--- Job ---
In the listing below, locate the lines that hold the string "JSON". Copy those lines.

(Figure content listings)

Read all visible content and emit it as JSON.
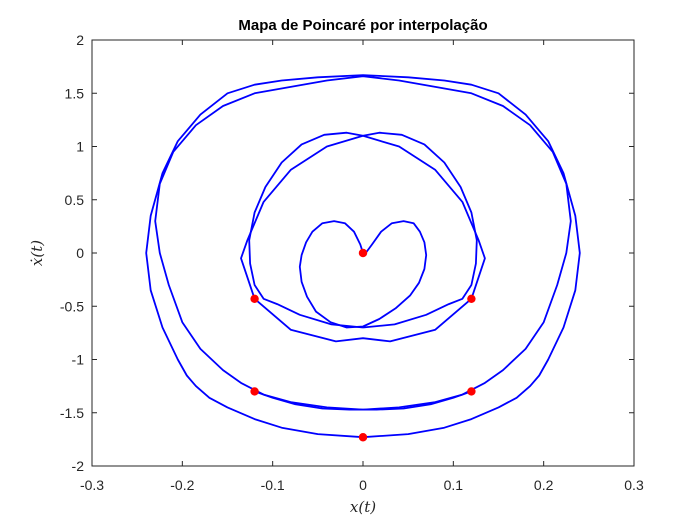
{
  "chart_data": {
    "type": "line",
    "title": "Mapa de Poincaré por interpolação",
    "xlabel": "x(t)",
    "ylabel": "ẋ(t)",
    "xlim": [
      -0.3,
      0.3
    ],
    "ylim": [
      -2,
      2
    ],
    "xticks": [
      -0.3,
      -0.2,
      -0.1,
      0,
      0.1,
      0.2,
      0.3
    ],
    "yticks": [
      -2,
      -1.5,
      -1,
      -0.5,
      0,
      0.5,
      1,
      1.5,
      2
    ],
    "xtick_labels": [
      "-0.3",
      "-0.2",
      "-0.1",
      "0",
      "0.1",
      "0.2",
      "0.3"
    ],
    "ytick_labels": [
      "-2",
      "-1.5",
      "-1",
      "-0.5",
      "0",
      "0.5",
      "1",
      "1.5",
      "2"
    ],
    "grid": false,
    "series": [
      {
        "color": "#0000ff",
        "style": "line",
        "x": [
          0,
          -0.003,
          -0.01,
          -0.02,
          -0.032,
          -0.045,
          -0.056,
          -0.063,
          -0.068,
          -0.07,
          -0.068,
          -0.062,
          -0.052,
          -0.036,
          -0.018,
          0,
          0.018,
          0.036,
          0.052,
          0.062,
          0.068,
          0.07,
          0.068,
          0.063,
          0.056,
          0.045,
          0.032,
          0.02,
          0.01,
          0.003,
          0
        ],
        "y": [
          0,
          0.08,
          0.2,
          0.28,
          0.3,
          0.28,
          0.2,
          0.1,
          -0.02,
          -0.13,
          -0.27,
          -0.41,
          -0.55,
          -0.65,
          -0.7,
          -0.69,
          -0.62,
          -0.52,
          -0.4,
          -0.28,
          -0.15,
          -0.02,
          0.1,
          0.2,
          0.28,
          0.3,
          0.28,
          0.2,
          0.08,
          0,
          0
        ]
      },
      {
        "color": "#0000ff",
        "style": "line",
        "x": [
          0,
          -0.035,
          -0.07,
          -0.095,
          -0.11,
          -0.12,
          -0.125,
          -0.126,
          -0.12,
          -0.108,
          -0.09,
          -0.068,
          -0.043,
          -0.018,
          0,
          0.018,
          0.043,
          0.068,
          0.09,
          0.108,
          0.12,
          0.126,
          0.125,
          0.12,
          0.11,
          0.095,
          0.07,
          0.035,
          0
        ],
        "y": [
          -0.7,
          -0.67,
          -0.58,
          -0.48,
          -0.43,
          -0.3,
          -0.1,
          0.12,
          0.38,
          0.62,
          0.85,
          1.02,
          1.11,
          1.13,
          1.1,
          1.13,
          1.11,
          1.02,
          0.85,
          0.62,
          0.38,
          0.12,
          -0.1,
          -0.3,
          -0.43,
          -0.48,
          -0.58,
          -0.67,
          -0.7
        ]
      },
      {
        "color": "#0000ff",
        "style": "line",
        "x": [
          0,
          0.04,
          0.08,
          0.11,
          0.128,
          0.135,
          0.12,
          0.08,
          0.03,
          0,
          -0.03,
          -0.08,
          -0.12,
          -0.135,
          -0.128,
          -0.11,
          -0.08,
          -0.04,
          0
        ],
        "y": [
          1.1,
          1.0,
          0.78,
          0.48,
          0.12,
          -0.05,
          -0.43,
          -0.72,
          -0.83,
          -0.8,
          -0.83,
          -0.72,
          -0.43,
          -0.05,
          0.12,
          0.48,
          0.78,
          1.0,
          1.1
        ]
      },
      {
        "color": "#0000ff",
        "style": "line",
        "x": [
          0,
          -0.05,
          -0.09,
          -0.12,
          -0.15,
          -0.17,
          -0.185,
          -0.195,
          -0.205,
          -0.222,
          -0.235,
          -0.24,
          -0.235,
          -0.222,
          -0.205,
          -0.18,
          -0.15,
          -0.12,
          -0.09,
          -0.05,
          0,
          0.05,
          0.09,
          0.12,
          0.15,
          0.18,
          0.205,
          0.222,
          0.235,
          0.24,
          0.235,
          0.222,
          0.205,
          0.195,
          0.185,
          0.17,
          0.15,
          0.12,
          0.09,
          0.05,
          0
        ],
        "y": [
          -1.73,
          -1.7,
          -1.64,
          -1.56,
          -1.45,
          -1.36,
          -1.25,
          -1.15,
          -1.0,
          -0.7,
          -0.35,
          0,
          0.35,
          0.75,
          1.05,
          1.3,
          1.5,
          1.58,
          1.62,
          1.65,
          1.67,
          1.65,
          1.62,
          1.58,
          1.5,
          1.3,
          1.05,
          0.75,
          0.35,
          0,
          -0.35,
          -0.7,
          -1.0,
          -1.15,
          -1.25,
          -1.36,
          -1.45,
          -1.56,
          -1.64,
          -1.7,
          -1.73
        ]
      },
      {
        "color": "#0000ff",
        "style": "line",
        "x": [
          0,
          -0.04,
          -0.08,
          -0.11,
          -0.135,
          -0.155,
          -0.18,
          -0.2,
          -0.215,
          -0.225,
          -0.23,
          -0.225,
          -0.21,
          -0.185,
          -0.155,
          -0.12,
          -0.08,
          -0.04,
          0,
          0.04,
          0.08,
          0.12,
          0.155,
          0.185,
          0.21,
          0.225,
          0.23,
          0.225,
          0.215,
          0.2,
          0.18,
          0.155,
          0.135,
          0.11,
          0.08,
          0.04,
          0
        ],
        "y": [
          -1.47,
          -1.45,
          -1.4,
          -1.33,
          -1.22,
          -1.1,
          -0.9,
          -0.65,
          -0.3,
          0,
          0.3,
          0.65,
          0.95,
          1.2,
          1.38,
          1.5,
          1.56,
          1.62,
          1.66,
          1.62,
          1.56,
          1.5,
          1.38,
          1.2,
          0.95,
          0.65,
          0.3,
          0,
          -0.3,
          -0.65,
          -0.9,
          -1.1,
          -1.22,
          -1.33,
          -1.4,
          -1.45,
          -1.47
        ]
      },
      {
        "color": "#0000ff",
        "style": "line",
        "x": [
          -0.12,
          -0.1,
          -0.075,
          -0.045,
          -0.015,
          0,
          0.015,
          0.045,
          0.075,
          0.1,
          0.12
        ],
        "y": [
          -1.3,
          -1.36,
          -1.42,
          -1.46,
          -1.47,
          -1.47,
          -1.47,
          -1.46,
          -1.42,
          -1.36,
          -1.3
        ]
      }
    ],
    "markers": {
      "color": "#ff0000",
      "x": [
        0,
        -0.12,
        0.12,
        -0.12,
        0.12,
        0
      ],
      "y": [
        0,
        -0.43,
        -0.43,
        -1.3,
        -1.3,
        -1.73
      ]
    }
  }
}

--

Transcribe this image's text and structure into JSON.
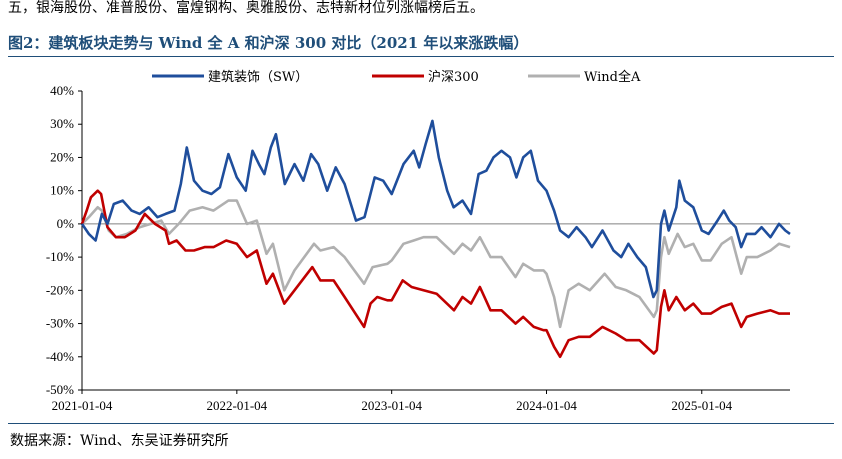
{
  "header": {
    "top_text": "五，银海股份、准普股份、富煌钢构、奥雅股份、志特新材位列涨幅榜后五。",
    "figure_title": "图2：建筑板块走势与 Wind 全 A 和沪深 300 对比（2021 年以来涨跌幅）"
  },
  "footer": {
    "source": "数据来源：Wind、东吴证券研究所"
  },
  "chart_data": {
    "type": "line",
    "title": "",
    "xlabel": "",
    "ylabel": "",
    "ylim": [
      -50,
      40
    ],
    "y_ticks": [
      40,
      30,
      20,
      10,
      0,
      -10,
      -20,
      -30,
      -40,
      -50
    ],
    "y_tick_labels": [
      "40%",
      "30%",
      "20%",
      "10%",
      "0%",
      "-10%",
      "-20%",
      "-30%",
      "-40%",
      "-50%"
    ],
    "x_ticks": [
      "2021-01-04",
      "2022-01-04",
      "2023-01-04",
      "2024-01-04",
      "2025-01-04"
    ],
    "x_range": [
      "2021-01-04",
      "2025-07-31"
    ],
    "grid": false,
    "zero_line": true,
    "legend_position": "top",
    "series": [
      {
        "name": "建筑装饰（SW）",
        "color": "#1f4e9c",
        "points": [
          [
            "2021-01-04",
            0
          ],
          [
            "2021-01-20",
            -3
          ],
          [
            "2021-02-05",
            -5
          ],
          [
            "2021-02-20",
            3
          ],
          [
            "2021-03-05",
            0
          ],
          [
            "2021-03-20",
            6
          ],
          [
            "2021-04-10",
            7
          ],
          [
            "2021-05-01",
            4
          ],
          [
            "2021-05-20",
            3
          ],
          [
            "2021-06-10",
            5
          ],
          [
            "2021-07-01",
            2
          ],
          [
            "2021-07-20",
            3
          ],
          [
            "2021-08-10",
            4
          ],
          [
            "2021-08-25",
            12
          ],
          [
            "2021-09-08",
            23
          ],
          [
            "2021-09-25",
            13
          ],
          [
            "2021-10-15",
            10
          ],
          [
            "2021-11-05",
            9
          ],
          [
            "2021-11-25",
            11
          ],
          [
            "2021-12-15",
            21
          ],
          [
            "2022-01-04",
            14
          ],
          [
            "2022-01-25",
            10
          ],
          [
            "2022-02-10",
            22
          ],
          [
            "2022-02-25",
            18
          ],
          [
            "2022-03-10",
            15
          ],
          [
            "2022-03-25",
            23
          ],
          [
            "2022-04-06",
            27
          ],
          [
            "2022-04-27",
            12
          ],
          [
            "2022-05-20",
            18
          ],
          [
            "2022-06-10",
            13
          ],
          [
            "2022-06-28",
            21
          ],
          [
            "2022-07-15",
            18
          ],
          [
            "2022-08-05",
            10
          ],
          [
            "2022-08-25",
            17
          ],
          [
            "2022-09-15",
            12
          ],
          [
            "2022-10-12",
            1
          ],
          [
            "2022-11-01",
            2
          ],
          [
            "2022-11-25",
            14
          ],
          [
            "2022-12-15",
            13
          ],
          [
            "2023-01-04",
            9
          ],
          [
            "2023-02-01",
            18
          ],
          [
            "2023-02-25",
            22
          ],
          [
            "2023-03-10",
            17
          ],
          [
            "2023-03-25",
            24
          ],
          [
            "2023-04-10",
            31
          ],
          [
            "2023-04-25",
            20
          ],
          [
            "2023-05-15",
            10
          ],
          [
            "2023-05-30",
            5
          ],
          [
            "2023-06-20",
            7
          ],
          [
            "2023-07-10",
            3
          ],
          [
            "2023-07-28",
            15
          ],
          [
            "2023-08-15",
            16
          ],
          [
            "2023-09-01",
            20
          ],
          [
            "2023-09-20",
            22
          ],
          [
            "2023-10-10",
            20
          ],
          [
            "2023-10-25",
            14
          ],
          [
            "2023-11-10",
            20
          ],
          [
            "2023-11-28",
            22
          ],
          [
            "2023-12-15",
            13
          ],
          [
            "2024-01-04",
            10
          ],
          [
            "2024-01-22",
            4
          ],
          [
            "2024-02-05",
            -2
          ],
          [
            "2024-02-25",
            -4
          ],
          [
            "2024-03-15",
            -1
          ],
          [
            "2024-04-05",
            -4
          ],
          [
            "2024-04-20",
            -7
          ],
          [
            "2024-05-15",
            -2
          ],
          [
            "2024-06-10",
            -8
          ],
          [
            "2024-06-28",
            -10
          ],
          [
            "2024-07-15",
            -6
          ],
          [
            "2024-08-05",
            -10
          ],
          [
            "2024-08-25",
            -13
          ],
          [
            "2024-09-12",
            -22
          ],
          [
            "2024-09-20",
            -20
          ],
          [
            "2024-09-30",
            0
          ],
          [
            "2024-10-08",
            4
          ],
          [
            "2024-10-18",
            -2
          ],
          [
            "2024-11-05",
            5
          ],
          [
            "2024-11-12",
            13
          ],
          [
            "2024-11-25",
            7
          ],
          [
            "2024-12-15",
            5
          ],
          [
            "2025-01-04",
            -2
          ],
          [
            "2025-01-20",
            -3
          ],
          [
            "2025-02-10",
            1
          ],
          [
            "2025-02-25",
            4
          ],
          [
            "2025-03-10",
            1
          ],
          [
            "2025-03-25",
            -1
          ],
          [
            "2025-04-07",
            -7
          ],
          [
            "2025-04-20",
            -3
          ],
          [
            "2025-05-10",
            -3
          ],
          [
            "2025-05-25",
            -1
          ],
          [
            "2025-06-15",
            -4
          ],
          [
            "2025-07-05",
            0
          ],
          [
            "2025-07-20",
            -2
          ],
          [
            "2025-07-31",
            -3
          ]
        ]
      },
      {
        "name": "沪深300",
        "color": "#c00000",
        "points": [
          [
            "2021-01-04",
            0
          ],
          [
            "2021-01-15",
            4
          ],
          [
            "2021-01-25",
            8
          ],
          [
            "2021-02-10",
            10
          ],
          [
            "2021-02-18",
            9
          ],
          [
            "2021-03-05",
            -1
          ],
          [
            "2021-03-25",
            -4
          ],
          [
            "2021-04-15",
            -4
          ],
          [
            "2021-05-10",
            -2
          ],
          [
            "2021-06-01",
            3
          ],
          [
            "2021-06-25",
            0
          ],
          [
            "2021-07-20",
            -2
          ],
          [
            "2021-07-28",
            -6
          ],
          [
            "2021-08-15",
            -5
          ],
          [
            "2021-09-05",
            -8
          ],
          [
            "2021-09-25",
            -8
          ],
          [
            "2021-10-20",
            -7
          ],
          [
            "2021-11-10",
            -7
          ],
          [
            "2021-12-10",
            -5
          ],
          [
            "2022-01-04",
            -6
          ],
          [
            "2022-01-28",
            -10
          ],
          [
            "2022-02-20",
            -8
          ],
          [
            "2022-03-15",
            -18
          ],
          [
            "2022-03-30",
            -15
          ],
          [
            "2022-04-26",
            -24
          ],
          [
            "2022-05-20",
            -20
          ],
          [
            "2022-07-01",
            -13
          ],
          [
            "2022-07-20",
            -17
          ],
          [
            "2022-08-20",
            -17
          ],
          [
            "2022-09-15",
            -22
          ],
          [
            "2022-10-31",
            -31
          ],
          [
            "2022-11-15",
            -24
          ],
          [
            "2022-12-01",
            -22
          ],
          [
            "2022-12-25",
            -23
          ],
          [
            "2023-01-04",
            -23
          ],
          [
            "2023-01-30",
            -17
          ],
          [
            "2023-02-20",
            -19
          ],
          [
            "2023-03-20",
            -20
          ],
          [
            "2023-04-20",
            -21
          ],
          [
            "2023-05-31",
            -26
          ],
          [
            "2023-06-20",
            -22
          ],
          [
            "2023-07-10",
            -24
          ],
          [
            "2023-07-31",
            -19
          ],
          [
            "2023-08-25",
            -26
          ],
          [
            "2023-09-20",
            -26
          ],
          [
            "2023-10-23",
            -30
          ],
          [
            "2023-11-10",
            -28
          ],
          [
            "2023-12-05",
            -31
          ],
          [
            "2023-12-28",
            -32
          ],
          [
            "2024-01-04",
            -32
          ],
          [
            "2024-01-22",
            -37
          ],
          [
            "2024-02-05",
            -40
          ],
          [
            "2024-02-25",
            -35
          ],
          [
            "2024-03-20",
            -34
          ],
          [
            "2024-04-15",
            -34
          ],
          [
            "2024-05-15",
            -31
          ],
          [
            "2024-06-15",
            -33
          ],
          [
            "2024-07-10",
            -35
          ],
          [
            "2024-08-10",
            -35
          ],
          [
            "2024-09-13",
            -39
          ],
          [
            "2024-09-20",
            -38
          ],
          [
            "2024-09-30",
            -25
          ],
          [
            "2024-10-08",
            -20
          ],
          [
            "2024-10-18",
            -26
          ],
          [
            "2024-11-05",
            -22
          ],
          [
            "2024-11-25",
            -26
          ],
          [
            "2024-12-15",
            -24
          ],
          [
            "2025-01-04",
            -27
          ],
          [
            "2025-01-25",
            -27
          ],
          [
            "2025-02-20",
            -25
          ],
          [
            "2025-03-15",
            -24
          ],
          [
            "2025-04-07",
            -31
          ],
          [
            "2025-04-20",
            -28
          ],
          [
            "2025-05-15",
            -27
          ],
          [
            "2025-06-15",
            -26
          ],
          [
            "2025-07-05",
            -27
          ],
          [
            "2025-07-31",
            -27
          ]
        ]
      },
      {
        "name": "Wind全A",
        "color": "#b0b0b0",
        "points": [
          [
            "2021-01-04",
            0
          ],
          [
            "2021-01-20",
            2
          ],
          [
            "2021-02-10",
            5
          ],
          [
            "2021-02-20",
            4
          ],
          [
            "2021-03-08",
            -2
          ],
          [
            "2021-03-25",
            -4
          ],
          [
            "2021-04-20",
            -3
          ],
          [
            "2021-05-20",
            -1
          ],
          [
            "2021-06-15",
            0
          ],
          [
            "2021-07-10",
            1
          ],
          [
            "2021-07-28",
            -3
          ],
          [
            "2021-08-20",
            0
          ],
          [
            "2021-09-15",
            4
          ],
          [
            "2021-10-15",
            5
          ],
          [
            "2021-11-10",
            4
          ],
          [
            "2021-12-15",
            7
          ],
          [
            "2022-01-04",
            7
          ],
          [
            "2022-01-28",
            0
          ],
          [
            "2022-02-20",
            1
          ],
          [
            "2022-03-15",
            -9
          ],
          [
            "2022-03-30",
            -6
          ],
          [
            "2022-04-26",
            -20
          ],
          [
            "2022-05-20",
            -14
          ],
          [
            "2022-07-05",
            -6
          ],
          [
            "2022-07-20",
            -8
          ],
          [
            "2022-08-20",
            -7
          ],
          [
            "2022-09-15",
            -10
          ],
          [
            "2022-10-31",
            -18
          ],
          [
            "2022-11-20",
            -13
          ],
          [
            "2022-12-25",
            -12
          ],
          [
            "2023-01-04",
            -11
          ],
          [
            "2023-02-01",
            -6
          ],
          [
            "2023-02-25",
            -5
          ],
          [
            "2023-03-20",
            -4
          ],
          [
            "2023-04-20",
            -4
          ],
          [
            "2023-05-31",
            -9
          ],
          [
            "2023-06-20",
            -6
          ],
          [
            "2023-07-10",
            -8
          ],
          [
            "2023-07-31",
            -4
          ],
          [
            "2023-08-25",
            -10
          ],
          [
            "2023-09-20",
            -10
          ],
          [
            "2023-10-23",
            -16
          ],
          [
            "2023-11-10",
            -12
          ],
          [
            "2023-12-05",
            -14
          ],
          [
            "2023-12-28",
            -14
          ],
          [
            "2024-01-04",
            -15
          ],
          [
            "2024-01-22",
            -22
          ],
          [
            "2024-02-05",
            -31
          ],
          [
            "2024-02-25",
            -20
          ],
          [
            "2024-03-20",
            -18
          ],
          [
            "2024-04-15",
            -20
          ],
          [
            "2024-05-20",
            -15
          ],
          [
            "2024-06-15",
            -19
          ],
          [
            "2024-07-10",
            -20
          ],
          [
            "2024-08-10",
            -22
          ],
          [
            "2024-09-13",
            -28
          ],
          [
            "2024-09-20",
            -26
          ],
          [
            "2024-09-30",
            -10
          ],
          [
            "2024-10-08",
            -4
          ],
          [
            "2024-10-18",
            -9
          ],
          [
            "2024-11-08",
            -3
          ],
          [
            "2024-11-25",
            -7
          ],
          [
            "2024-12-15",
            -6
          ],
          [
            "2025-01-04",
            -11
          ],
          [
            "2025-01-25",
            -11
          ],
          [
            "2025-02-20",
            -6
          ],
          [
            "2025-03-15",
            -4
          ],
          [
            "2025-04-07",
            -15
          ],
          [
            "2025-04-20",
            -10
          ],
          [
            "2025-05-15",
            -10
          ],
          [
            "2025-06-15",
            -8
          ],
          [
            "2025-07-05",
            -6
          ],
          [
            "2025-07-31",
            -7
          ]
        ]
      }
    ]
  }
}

--- The completed task ---
Read all visible content and emit it as JSON.
Transcribe this image's text and structure into JSON.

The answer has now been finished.